REQUEST:
Print the listing below in its entirety, character for character.

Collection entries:
####################
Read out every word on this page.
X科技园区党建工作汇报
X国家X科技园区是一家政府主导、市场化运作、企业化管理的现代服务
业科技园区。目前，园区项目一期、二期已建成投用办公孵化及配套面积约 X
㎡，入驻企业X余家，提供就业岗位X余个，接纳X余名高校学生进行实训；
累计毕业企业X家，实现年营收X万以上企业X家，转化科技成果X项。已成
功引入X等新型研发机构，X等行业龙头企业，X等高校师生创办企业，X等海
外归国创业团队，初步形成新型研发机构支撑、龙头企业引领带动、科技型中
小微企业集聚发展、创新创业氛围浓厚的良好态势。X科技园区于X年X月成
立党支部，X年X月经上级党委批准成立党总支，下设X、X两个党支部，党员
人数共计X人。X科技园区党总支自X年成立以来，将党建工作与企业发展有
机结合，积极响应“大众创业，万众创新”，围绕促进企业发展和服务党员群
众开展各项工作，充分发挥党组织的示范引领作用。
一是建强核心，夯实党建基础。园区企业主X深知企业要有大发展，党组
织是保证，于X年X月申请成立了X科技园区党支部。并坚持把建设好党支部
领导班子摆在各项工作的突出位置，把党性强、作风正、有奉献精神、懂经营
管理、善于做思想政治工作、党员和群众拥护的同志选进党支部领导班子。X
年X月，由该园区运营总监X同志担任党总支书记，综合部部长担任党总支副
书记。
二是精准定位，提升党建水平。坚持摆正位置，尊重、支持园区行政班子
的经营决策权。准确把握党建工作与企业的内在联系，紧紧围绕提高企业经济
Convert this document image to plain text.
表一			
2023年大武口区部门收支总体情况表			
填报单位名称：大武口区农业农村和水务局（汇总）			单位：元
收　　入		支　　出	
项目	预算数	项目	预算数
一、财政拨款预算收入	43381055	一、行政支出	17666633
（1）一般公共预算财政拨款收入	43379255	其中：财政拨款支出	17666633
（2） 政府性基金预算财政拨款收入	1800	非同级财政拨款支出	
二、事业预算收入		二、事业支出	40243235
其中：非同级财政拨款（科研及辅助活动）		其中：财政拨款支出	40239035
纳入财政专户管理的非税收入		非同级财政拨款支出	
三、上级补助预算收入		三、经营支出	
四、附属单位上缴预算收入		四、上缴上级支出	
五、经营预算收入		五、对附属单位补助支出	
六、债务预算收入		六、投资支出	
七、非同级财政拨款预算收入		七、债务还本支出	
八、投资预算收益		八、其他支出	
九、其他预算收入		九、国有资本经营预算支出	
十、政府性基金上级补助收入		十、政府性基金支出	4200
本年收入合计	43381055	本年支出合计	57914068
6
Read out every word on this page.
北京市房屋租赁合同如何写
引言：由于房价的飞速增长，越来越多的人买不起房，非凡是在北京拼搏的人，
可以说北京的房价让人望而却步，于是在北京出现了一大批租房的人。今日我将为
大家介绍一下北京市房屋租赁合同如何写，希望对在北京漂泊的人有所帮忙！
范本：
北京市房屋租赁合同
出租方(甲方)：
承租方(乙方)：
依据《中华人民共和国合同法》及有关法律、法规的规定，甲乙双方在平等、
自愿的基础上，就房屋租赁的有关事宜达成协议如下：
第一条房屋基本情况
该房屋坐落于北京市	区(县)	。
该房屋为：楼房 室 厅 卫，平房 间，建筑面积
####################
FINISHED EXERCISE:
Read out every word on this page.
X科技园区党建工作汇报
X国家X科技园区是一家政府主导、市场化运作、企业化管理的现代服务
业科技园区。目前，园区项目一期、二期已建成投用办公孵化及配套面积约 X
㎡，入驻企业X余家，提供就业岗位X余个，接纳X余名高校学生进行实训；
累计毕业企业X家，实现年营收X万以上企业X家，转化科技成果X项。已成
功引入X等新型研发机构，X等行业龙头企业，X等高校师生创办企业，X等海
外归国创业团队，初步形成新型研发机构支撑、龙头企业引领带动、科技型中
小微企业集聚发展、创新创业氛围浓厚的良好态势。X科技园区于X年X月成
立党支部，X年X月经上级党委批准成立党总支，下设X、X两个党支部，党员
人数共计X人。X科技园区党总支自X年成立以来，将党建工作与企业发展有
机结合，积极响应“大众创业，万众创新”，围绕促进企业发展和服务党员群
众开展各项工作，充分发挥党组织的示范引领作用。
一是建强核心，夯实党建基础。园区企业主X深知企业要有大发展，党组
织是保证，于X年X月申请成立了X科技园区党支部。并坚持把建设好党支部
领导班子摆在各项工作的突出位置，把党性强、作风正、有奉献精神、懂经营
管理、善于做思想政治工作、党员和群众拥护的同志选进党支部领导班子。X
年X月，由该园区运营总监X同志担任党总支书记，综合部部长担任党总支副
书记。
二是精准定位，提升党建水平。坚持摆正位置，尊重、支持园区行政班子
的经营决策权。准确把握党建工作与企业的内在联系，紧紧围绕提高企业经济
Convert this document image to plain text.
表一			
2023年大武口区部门收支总体情况表			
填报单位名称：大武口区农业农村和水务局（汇总）			单位：元
收　　入		支　　出	
项目	预算数	项目	预算数
一、财政拨款预算收入	43381055	一、行政支出	17666633
（1）一般公共预算财政拨款收入	43379255	其中：财政拨款支出	17666633
（2） 政府性基金预算财政拨款收入	1800	非同级财政拨款支出	
二、事业预算收入		二、事业支出	40243235
其中：非同级财政拨款（科研及辅助活动）		其中：财政拨款支出	40239035
纳入财政专户管理的非税收入		非同级财政拨款支出	
三、上级补助预算收入		三、经营支出	
四、附属单位上缴预算收入		四、上缴上级支出	
五、经营预算收入		五、对附属单位补助支出	
六、债务预算收入		六、投资支出	
七、非同级财政拨款预算收入		七、债务还本支出	
八、投资预算收益		八、其他支出	
九、其他预算收入		九、国有资本经营预算支出	
十、政府性基金上级补助收入		十、政府性基金支出	4200
本年收入合计	43381055	本年支出合计	57914068
6
Read out every word on this page.
北京市房屋租赁合同如何写
引言：由于房价的飞速增长，越来越多的人买不起房，非凡是在北京拼搏的人，
可以说北京的房价让人望而却步，于是在北京出现了一大批租房的人。今日我将为
大家介绍一下北京市房屋租赁合同如何写，希望对在北京漂泊的人有所帮忙！
范本：
北京市房屋租赁合同
出租方(甲方)：
承租方(乙方)：
依据《中华人民共和国合同法》及有关法律、法规的规定，甲乙双方在平等、
自愿的基础上，就房屋租赁的有关事宜达成协议如下：
第一条房屋基本情况
该房屋坐落于北京市	区(县)	。
该房屋为：楼房 室 厅 卫，平房 间，建筑面积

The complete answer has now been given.